Figure content listings
┌──
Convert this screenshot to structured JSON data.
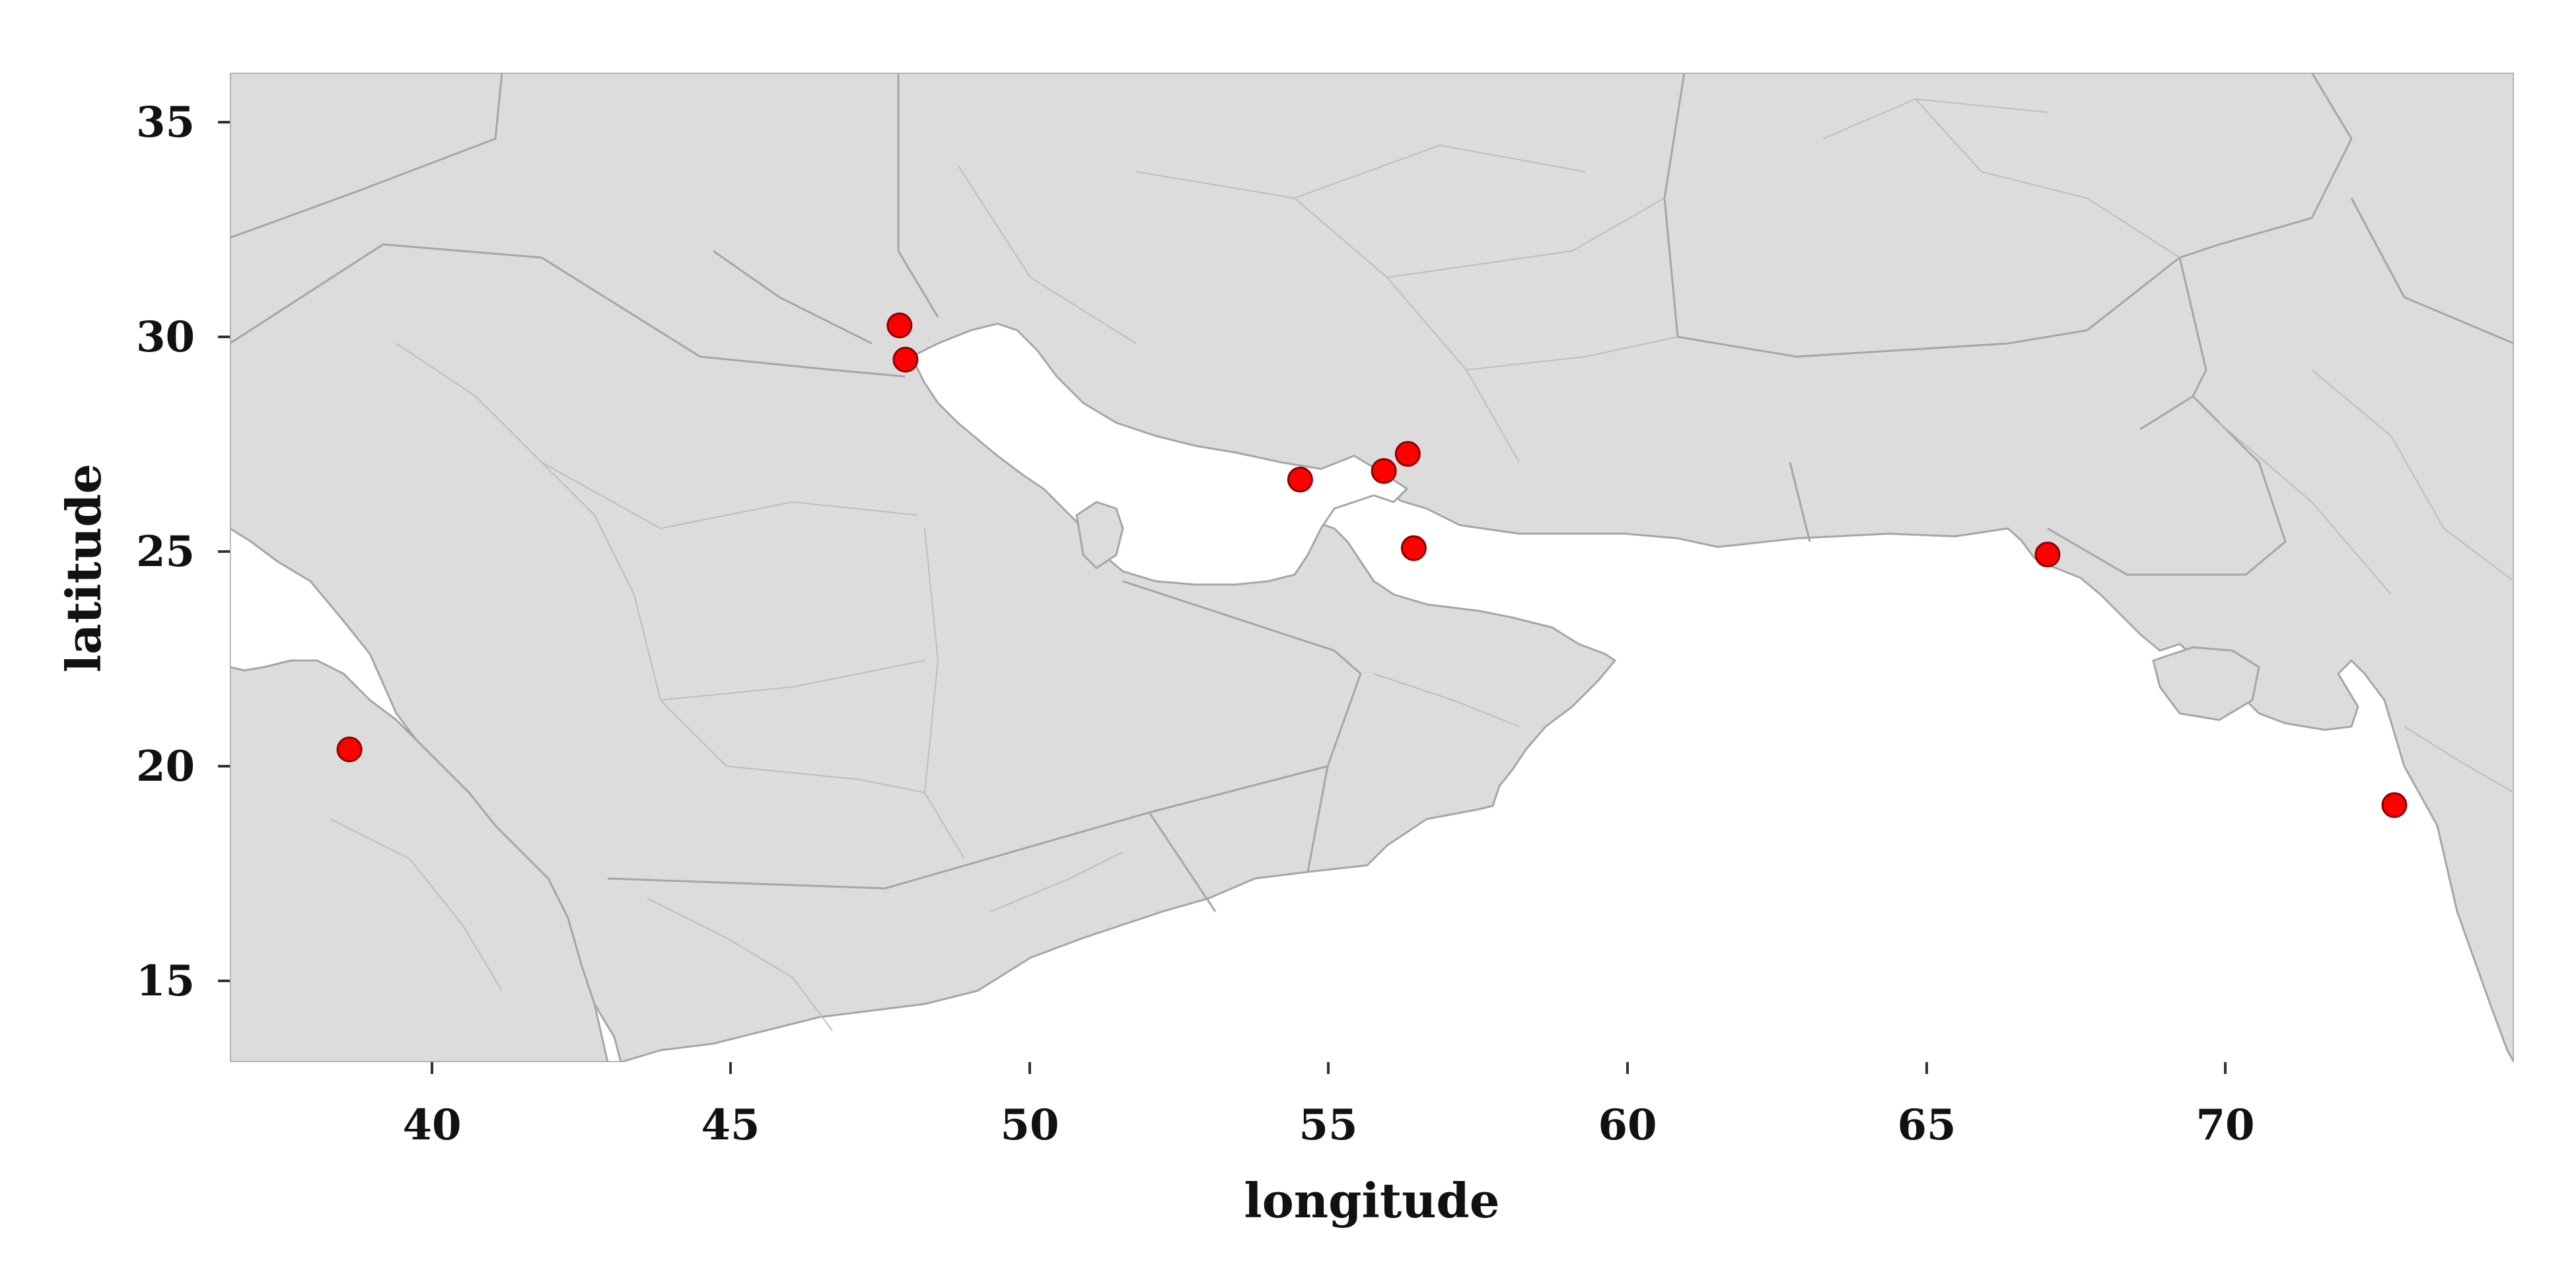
{
  "map": {
    "xlabel": "longitude",
    "ylabel": "latitude",
    "lon_range": [
      36.6,
      74.8
    ],
    "lat_range": [
      13.0,
      36.1
    ],
    "x_ticks": [
      40,
      45,
      50,
      55,
      60,
      65,
      70
    ],
    "y_ticks": [
      15,
      20,
      25,
      30,
      35
    ],
    "land_color": "#dcdcdc",
    "border_color": "#a6a6a6",
    "sea_color": "#ffffff",
    "marker_color": "#ff0000",
    "marker_edge_color": "#8b0000",
    "points": [
      {
        "lon": 47.8,
        "lat": 30.2
      },
      {
        "lon": 47.9,
        "lat": 29.4
      },
      {
        "lon": 54.5,
        "lat": 26.6
      },
      {
        "lon": 55.9,
        "lat": 26.8
      },
      {
        "lon": 56.3,
        "lat": 27.2
      },
      {
        "lon": 56.4,
        "lat": 25.0
      },
      {
        "lon": 67.0,
        "lat": 24.85
      },
      {
        "lon": 72.8,
        "lat": 19.0
      },
      {
        "lon": 38.6,
        "lat": 20.3
      }
    ]
  }
}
└──
Task statement — Transcribe each entry above exactly, apart from the pictures.

Result below —
Convert this screenshot to structured JSON data.
{
  "map": {
    "xlabel": "longitude",
    "ylabel": "latitude",
    "lon_range": [
      36.6,
      74.8
    ],
    "lat_range": [
      13.0,
      36.1
    ],
    "x_ticks": [
      40,
      45,
      50,
      55,
      60,
      65,
      70
    ],
    "y_ticks": [
      15,
      20,
      25,
      30,
      35
    ],
    "land_color": "#dcdcdc",
    "border_color": "#a6a6a6",
    "sea_color": "#ffffff",
    "marker_color": "#ff0000",
    "marker_edge_color": "#8b0000",
    "points": [
      {
        "lon": 47.8,
        "lat": 30.2
      },
      {
        "lon": 47.9,
        "lat": 29.4
      },
      {
        "lon": 54.5,
        "lat": 26.6
      },
      {
        "lon": 55.9,
        "lat": 26.8
      },
      {
        "lon": 56.3,
        "lat": 27.2
      },
      {
        "lon": 56.4,
        "lat": 25.0
      },
      {
        "lon": 67.0,
        "lat": 24.85
      },
      {
        "lon": 72.8,
        "lat": 19.0
      },
      {
        "lon": 38.6,
        "lat": 20.3
      }
    ]
  }
}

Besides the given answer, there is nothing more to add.